* _WORK REQUIRED_
Quote the entries that follow exactly, leaving none out.

* _INPUT RECORDS_
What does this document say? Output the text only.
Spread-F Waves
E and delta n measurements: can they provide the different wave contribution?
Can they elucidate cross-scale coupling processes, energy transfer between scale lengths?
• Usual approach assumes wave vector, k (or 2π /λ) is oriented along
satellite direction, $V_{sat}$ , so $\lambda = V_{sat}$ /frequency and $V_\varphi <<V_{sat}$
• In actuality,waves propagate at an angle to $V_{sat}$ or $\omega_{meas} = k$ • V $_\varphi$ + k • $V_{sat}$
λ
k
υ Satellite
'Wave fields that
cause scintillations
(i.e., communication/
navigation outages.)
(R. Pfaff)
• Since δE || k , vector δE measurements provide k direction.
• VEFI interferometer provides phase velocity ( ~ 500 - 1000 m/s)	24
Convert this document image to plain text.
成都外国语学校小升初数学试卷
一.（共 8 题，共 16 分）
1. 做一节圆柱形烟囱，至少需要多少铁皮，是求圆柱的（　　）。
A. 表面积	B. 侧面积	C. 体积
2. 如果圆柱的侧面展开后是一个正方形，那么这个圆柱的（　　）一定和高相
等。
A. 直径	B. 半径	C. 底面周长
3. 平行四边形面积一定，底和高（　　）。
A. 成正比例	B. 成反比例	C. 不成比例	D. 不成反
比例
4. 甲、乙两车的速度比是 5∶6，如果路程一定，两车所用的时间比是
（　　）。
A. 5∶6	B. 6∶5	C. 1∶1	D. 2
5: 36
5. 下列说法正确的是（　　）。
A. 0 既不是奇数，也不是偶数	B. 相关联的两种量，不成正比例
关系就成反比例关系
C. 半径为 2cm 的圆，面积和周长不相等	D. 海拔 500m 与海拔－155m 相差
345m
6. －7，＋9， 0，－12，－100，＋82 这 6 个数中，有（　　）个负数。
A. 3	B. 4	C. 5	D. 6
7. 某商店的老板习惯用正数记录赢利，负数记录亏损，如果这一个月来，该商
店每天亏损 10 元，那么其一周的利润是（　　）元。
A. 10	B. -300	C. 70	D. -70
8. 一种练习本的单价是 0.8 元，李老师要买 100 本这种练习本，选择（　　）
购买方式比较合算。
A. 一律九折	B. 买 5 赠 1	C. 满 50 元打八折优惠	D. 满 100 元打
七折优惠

* _REPLY TO THE TASK_
What does this document say? Output the text only.
Spread-F Waves
E and delta n measurements: can they provide the different wave contribution?
Can they elucidate cross-scale coupling processes, energy transfer between scale lengths?
• Usual approach assumes wave vector, k (or 2π /λ) is oriented along
satellite direction, $V_{sat}$ , so $\lambda = V_{sat}$ /frequency and $V_\varphi <<V_{sat}$
• In actuality,waves propagate at an angle to $V_{sat}$ or $\omega_{meas} = k$ • V $_\varphi$ + k • $V_{sat}$
λ
k
υ Satellite
'Wave fields that
cause scintillations
(i.e., communication/
navigation outages.)
(R. Pfaff)
• Since δE || k , vector δE measurements provide k direction.
• VEFI interferometer provides phase velocity ( ~ 500 - 1000 m/s)	24
Convert this document image to plain text.
成都外国语学校小升初数学试卷
一.（共 8 题，共 16 分）
1. 做一节圆柱形烟囱，至少需要多少铁皮，是求圆柱的（　　）。
A. 表面积	B. 侧面积	C. 体积
2. 如果圆柱的侧面展开后是一个正方形，那么这个圆柱的（　　）一定和高相
等。
A. 直径	B. 半径	C. 底面周长
3. 平行四边形面积一定，底和高（　　）。
A. 成正比例	B. 成反比例	C. 不成比例	D. 不成反
比例
4. 甲、乙两车的速度比是 5∶6，如果路程一定，两车所用的时间比是
（　　）。
A. 5∶6	B. 6∶5	C. 1∶1	D. 2
5: 36
5. 下列说法正确的是（　　）。
A. 0 既不是奇数，也不是偶数	B. 相关联的两种量，不成正比例
关系就成反比例关系
C. 半径为 2cm 的圆，面积和周长不相等	D. 海拔 500m 与海拔－155m 相差
345m
6. －7，＋9， 0，－12，－100，＋82 这 6 个数中，有（　　）个负数。
A. 3	B. 4	C. 5	D. 6
7. 某商店的老板习惯用正数记录赢利，负数记录亏损，如果这一个月来，该商
店每天亏损 10 元，那么其一周的利润是（　　）元。
A. 10	B. -300	C. 70	D. -70
8. 一种练习本的单价是 0.8 元，李老师要买 100 本这种练习本，选择（　　）
购买方式比较合算。
A. 一律九折	B. 买 5 赠 1	C. 满 50 元打八折优惠	D. 满 100 元打
七折优惠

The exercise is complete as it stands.